▸ TASK INSTRUCTIONS: Scan the data for "第一创业" and copy the lines it appears in.

:: DATASET EXTRACT ::

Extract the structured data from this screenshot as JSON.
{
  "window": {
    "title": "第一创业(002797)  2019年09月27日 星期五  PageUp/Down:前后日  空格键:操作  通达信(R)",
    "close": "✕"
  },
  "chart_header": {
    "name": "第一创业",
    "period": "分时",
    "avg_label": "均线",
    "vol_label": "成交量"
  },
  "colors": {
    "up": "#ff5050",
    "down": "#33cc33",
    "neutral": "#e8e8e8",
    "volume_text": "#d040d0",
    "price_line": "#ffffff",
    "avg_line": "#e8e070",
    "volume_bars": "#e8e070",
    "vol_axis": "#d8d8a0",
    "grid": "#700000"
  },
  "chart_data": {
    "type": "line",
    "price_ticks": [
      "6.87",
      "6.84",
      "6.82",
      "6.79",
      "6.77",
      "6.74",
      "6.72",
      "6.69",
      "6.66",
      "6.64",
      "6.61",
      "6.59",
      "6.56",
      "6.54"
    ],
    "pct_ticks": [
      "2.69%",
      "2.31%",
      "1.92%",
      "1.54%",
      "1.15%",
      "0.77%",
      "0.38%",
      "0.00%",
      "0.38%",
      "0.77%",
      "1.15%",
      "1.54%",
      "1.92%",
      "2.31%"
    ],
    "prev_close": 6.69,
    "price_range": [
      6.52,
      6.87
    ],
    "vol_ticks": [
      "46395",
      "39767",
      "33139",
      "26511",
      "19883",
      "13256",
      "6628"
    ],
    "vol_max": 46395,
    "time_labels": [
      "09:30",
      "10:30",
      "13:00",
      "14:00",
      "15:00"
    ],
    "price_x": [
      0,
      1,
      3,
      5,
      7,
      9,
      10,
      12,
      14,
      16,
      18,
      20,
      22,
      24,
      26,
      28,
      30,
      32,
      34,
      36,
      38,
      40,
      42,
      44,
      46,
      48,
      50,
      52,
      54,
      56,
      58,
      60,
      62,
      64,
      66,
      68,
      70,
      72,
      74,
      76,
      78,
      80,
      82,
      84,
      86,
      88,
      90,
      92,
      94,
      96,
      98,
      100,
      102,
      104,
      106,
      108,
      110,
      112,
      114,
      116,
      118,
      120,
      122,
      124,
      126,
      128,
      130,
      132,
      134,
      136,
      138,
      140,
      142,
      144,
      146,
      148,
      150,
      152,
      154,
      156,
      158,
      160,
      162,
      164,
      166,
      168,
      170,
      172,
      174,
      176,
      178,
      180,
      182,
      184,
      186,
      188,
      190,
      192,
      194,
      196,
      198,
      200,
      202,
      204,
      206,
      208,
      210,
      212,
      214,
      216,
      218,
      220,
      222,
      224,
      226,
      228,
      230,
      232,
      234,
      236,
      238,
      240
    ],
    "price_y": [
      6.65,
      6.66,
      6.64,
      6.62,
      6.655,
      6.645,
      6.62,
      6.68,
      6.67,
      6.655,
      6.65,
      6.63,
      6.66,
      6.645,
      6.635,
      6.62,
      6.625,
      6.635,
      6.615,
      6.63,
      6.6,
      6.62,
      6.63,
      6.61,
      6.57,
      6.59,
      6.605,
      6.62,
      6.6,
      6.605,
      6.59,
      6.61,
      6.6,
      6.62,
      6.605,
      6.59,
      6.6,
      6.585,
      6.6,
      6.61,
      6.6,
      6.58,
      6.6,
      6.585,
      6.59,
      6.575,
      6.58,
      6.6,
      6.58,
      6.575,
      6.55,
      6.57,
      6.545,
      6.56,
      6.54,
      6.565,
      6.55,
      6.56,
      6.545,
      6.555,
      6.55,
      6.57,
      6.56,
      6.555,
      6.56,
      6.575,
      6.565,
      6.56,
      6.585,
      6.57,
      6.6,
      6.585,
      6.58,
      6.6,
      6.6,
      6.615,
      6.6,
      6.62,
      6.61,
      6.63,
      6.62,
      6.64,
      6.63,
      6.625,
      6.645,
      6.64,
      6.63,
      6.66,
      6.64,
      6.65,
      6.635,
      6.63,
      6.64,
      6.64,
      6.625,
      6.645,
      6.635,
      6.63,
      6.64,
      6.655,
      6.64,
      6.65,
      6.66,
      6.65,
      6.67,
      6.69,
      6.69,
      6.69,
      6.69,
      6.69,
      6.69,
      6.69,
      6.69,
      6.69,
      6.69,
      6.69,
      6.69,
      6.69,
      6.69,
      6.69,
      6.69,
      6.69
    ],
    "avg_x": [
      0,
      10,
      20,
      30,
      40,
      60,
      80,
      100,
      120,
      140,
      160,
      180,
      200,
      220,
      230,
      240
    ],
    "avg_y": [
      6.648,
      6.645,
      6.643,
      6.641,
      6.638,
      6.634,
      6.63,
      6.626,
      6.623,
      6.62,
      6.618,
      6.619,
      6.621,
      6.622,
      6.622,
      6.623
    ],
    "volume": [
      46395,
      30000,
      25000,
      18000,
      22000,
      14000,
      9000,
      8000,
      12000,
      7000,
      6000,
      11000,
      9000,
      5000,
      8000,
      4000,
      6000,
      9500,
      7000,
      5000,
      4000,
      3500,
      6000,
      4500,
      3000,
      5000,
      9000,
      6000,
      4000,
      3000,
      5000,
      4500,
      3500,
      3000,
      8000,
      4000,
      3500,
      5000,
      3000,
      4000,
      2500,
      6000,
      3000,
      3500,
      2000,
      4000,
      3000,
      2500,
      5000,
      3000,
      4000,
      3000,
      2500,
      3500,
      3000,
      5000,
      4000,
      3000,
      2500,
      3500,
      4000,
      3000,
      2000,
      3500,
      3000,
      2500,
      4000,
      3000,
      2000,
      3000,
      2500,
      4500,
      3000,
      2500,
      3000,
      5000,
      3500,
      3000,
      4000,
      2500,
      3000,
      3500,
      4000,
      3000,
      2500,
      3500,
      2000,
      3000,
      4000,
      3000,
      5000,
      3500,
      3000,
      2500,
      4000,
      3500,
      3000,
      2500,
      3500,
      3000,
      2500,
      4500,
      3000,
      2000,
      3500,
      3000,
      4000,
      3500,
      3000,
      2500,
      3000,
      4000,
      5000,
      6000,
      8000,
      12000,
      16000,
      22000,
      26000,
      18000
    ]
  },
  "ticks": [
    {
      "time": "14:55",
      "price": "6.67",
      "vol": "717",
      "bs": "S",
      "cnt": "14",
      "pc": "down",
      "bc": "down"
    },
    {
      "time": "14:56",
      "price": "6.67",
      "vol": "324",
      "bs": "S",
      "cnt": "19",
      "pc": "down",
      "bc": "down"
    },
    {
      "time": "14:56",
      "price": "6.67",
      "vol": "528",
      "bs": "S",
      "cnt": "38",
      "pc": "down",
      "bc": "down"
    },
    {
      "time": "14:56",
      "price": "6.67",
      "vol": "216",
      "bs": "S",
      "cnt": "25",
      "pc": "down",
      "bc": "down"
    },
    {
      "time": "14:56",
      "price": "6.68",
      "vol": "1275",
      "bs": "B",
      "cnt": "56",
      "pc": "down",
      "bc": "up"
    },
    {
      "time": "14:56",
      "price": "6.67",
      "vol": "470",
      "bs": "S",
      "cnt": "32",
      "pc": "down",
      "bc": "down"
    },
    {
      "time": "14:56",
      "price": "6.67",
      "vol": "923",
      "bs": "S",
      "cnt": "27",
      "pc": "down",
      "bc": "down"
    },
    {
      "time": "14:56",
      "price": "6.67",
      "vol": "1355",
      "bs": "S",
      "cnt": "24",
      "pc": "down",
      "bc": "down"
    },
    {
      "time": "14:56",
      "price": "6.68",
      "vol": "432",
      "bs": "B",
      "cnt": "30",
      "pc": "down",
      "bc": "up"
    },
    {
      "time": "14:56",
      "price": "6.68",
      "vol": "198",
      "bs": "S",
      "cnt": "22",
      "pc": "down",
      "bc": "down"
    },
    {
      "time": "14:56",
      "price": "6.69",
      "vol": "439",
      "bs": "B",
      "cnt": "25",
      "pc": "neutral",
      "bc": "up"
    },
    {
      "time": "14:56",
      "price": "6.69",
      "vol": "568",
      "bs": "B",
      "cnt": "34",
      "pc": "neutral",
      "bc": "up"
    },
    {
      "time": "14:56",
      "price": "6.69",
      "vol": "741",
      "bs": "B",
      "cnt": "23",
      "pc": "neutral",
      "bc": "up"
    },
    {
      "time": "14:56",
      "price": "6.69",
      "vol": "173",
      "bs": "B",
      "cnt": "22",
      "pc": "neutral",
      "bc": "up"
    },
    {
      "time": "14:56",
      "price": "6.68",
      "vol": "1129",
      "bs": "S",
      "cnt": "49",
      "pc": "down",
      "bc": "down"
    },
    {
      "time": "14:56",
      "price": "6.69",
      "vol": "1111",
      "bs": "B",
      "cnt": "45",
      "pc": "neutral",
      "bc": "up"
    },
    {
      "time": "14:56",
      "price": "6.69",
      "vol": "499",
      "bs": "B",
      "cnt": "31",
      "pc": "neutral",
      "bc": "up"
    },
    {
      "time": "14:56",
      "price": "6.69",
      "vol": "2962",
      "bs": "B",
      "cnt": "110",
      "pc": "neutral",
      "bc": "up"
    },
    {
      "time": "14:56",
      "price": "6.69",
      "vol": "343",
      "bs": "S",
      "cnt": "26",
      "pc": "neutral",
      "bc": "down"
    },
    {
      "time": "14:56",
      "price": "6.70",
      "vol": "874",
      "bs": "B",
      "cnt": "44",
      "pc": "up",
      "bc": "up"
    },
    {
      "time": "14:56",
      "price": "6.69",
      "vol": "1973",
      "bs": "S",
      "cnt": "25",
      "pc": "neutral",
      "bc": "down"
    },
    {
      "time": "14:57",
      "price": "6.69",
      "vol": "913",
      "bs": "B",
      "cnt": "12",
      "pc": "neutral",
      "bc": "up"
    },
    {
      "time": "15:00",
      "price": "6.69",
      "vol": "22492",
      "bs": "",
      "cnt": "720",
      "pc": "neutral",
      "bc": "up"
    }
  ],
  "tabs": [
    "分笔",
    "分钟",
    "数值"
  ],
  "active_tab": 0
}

:::

▸ SOLUTION TO THE PROBLEM:
    "title": "第一创业(002797)  2019年09月27日 星期五  PageUp/Down:前后日  空格键:操作  通达信(R)",
    "name": "第一创业",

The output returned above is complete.